• **Exercise task**
Identify the lines holding "закріпити" and copy them.

--- BEGIN Rows ---

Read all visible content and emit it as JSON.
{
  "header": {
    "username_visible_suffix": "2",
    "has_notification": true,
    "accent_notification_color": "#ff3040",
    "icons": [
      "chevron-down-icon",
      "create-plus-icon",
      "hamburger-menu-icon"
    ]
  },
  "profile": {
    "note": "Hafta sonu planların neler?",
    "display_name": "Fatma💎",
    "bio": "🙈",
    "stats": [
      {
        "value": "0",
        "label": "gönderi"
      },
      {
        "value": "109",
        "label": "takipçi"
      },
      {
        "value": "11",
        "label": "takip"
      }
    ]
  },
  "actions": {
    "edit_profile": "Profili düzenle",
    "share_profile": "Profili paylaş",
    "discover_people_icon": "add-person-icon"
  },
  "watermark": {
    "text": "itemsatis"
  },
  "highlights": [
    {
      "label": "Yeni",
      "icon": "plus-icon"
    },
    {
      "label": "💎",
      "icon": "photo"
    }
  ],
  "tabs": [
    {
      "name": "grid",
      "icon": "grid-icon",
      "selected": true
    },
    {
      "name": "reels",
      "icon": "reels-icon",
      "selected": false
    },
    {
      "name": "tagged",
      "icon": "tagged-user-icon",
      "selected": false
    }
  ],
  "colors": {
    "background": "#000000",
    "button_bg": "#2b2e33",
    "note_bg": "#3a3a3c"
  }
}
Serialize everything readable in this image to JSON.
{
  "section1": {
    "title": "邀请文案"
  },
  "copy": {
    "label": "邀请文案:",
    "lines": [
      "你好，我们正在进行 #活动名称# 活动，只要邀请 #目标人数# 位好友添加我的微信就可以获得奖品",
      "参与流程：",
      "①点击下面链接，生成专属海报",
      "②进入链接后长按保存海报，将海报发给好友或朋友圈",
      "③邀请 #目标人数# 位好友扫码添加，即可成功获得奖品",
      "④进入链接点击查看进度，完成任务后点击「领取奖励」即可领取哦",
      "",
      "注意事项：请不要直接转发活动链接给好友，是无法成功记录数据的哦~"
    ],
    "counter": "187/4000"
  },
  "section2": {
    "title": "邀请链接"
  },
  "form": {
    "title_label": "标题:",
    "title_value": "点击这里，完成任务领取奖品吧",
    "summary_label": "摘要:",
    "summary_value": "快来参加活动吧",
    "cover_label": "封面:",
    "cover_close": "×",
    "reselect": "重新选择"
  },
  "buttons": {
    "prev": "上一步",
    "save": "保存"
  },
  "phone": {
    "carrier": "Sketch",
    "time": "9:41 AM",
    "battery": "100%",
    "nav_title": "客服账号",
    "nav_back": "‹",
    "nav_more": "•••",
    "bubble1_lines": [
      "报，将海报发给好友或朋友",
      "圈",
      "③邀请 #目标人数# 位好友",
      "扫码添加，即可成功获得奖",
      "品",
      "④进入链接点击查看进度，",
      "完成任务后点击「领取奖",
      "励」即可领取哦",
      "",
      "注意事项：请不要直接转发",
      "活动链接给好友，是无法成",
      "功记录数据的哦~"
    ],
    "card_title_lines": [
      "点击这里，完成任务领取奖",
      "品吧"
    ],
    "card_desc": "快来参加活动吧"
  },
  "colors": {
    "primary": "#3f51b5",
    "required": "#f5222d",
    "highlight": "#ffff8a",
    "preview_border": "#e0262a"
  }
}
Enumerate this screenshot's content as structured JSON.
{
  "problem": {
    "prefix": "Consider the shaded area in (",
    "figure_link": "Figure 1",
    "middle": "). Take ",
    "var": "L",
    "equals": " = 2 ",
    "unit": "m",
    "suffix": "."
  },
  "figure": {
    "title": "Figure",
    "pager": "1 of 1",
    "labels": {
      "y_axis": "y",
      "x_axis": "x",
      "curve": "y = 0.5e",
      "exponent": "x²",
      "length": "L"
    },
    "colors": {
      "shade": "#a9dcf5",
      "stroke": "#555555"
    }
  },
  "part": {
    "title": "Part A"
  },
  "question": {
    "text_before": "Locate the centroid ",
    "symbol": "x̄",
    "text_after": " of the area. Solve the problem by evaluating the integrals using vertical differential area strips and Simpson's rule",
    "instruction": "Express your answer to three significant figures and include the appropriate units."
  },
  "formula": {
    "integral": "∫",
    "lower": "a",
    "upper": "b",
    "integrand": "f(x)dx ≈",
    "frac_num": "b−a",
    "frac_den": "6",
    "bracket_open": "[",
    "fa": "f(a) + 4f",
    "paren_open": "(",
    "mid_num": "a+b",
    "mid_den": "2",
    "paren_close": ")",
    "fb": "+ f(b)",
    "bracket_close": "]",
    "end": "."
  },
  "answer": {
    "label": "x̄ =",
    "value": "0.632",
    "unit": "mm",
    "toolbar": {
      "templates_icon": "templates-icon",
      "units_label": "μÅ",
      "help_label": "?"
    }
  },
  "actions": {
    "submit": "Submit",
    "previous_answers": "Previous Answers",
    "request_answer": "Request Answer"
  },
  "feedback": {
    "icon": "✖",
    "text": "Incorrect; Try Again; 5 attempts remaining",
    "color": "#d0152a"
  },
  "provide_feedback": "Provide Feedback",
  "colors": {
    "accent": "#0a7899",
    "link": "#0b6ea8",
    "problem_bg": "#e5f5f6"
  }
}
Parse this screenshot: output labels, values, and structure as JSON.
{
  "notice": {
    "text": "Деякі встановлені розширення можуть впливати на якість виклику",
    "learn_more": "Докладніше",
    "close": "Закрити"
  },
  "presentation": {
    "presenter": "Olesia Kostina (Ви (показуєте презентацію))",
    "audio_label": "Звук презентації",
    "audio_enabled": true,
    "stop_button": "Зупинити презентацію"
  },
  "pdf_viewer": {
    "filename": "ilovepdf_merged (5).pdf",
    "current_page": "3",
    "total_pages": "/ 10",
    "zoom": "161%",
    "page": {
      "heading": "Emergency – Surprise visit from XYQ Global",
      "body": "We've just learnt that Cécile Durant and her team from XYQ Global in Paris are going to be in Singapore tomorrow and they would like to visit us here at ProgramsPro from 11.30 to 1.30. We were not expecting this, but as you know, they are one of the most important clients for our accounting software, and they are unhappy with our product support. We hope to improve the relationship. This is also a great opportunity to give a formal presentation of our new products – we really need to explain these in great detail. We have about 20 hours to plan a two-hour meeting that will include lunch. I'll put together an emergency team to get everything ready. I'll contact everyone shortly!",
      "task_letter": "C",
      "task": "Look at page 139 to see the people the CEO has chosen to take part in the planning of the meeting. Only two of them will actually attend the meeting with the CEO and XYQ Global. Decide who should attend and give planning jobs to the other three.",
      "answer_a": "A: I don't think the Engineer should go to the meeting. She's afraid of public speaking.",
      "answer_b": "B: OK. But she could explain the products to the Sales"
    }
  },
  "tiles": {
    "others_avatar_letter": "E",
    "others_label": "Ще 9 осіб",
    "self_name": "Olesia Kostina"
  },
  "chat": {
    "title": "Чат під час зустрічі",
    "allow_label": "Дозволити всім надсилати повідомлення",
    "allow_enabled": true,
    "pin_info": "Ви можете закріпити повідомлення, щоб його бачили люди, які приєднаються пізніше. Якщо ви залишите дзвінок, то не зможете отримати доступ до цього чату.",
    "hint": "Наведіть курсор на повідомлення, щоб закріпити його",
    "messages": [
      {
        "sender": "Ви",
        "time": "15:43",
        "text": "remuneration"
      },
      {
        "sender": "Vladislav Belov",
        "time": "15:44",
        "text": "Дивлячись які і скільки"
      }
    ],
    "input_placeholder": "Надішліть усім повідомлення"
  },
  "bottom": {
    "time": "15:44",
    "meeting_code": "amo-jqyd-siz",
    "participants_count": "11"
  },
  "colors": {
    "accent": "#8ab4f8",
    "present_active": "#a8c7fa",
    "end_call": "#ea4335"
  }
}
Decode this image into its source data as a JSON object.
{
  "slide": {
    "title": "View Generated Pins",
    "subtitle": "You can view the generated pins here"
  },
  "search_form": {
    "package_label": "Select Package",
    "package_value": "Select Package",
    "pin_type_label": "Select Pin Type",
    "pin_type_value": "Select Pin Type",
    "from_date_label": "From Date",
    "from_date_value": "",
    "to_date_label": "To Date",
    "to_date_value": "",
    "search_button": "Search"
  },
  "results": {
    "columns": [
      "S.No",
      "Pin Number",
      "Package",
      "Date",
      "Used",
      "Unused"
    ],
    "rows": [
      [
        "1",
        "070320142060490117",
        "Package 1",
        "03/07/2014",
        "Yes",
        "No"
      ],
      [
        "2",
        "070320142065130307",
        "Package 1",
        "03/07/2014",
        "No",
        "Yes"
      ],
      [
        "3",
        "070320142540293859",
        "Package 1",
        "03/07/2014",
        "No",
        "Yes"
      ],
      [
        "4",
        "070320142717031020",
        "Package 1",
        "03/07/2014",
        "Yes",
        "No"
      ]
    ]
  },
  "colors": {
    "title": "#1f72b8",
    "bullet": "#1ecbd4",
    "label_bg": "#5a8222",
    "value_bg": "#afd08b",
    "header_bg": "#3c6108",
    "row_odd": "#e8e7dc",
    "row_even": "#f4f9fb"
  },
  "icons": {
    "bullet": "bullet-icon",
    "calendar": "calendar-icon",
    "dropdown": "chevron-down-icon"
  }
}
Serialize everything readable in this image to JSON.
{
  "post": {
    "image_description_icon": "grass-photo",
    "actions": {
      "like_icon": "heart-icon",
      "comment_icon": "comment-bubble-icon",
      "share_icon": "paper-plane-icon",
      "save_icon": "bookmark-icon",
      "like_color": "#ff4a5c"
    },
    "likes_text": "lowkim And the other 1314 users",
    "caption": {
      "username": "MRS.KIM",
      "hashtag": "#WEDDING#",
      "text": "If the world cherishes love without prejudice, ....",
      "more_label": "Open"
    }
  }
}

--- END Rows ---

• **Response to the task**
    "pin_info": "Ви можете закріпити повідомлення, щоб його бачили люди, які приєднаються пізніше. Якщо ви залишите дзвінок, то не зможете отримати доступ до цього чату.",
    "hint": "Наведіть курсор на повідомлення, щоб закріпити його",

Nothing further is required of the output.